> **Written instruction**:
Pick out every line of the entries below where "What" occurs, and copy those lines.

> **Data for this exercise**:
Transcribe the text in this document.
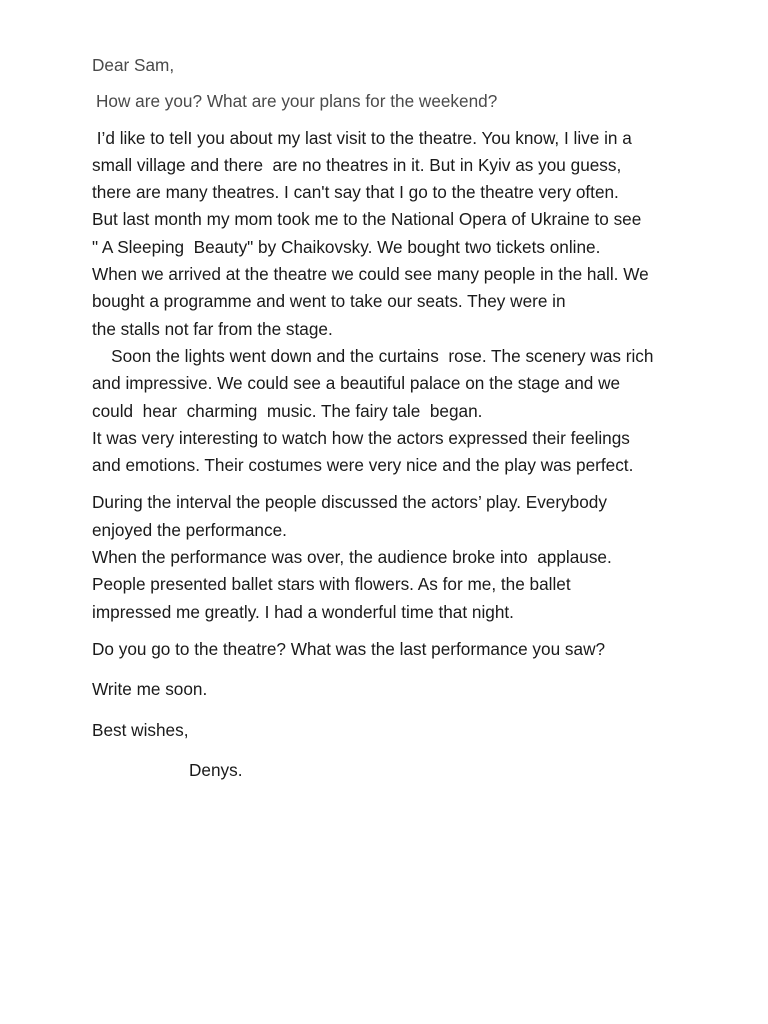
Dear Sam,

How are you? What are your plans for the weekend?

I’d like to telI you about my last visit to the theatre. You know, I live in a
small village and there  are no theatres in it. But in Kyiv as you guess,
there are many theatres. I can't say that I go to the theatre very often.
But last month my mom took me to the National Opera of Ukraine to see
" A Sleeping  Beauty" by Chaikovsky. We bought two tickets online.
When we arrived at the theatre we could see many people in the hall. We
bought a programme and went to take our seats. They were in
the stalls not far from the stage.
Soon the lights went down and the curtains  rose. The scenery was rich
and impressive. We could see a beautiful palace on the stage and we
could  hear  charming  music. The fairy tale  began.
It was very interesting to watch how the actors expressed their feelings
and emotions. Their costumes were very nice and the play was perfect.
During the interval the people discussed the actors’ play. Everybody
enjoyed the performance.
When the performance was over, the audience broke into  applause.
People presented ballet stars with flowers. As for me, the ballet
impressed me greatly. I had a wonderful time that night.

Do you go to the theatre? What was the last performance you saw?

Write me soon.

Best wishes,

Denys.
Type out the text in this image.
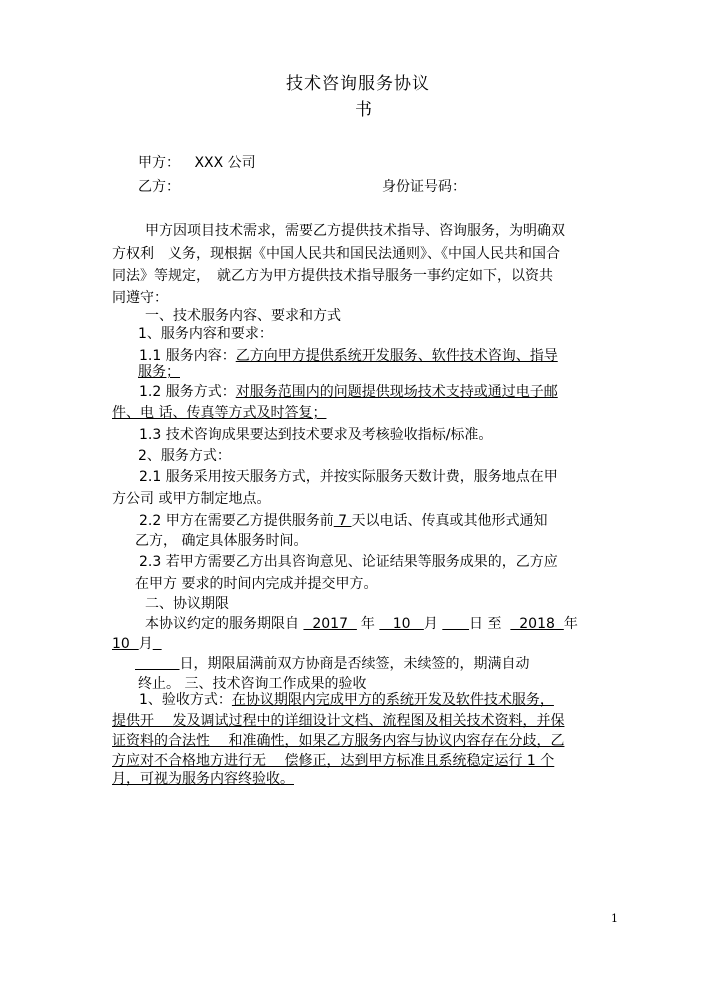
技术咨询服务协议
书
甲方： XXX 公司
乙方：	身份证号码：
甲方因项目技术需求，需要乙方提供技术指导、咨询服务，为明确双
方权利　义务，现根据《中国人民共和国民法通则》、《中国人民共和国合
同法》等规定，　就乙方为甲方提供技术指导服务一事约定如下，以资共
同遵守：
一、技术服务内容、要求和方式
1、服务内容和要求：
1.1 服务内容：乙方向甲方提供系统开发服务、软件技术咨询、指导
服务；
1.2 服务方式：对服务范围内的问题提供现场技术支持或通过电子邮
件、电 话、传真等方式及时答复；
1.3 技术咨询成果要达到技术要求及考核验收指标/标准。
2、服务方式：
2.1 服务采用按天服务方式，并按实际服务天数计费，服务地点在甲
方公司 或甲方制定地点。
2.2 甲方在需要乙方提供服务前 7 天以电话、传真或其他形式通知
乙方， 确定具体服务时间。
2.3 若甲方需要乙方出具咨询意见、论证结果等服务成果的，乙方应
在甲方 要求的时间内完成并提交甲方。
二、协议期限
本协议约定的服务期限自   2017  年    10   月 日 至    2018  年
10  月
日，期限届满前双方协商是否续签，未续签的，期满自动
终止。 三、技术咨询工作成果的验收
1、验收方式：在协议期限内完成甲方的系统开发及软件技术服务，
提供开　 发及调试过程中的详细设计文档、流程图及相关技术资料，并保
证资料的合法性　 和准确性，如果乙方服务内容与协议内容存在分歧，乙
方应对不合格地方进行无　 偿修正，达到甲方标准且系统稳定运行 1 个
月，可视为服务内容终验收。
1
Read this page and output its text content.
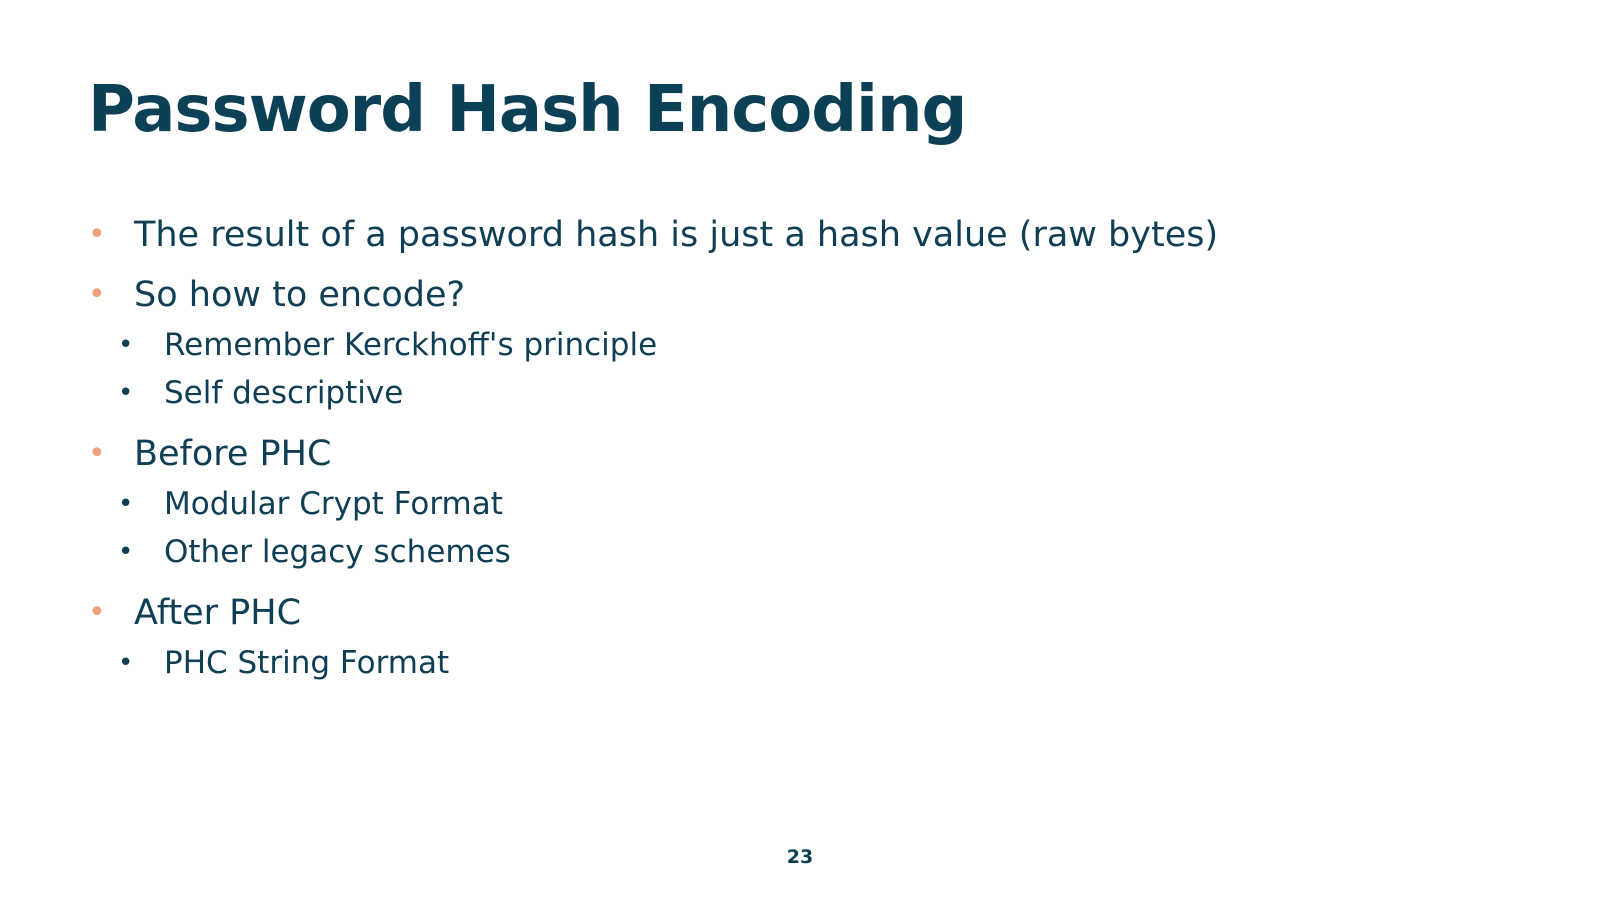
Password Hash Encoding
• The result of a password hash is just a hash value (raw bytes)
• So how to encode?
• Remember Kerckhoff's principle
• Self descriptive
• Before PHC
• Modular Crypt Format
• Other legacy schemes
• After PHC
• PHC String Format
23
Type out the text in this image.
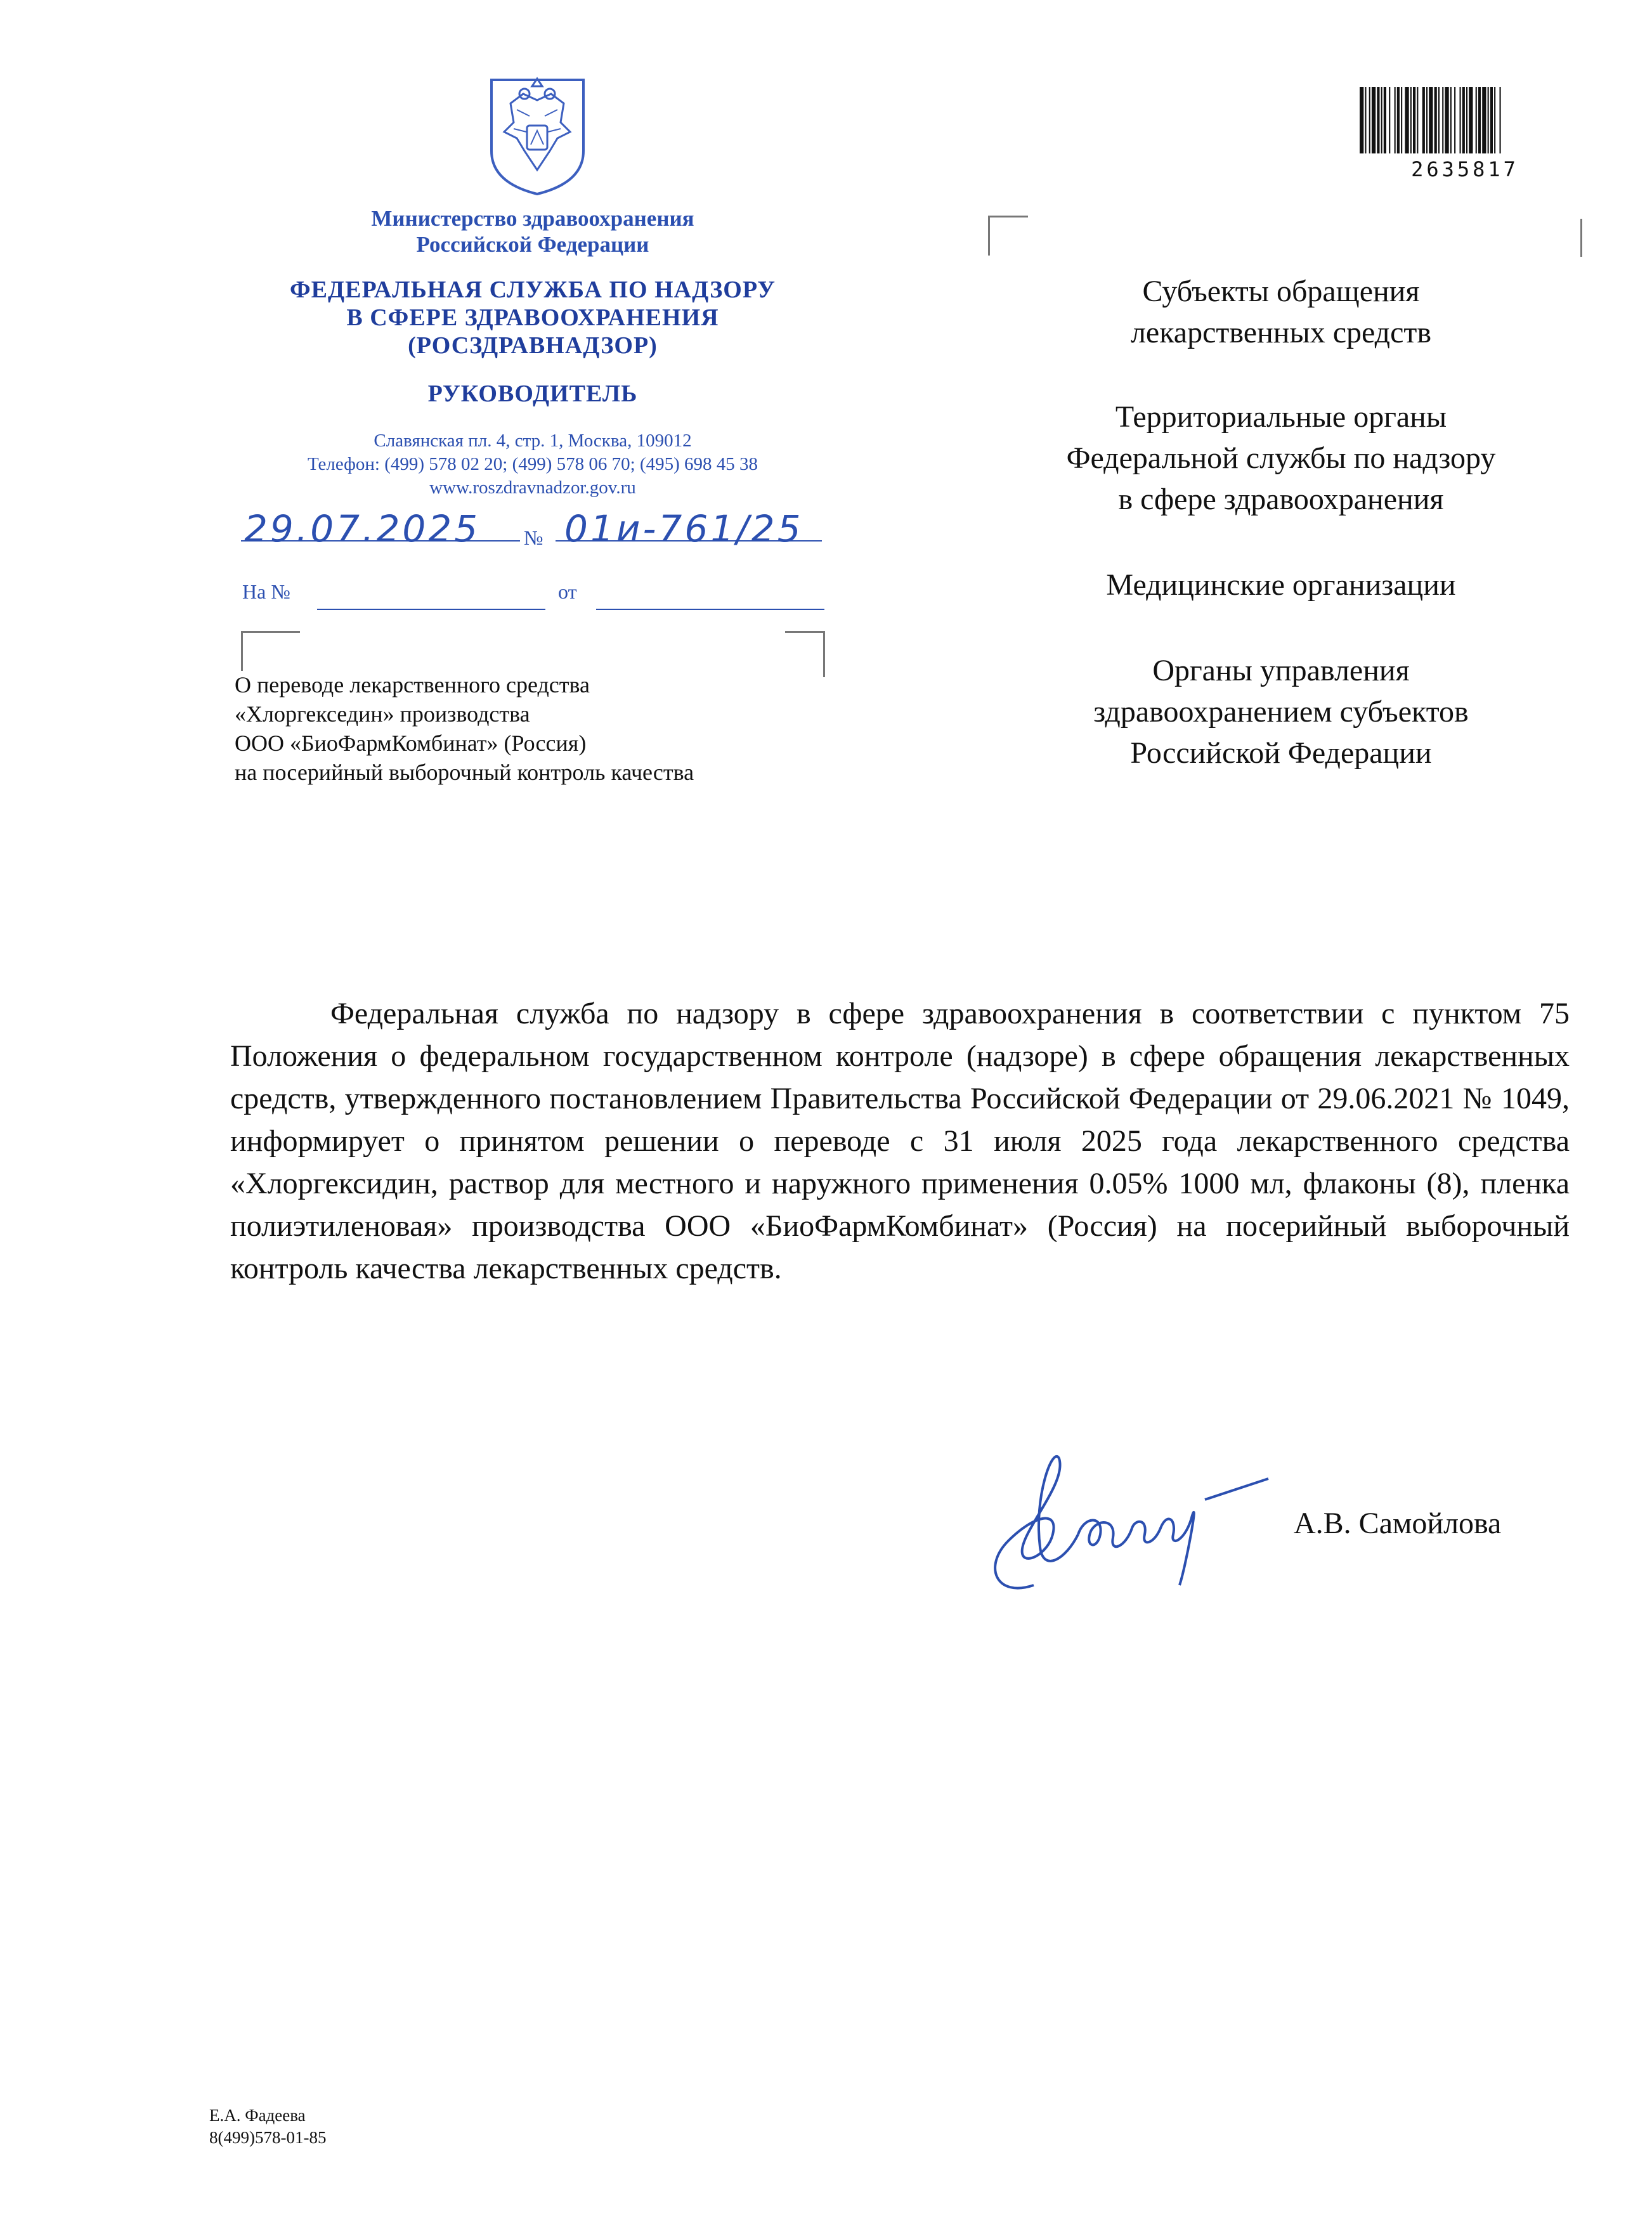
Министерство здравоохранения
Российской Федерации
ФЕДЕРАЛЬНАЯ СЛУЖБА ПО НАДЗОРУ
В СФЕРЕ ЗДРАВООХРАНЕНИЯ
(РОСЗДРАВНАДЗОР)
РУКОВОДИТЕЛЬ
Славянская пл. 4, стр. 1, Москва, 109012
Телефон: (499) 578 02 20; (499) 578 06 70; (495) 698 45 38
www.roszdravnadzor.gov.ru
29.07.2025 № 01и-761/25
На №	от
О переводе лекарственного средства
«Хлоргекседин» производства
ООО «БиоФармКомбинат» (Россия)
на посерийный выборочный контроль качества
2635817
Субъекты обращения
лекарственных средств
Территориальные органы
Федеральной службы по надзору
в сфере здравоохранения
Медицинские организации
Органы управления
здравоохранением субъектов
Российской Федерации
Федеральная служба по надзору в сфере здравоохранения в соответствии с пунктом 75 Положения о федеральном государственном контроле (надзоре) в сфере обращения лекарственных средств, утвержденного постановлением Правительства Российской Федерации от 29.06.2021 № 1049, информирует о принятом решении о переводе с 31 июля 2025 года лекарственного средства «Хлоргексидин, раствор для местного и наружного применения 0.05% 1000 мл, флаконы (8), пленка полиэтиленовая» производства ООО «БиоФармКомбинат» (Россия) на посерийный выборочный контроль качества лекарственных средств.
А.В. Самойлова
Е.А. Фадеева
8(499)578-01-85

> **Task solution**:
How are you? What are your plans for the weekend?
Do you go to the theatre? What was the last performance you saw?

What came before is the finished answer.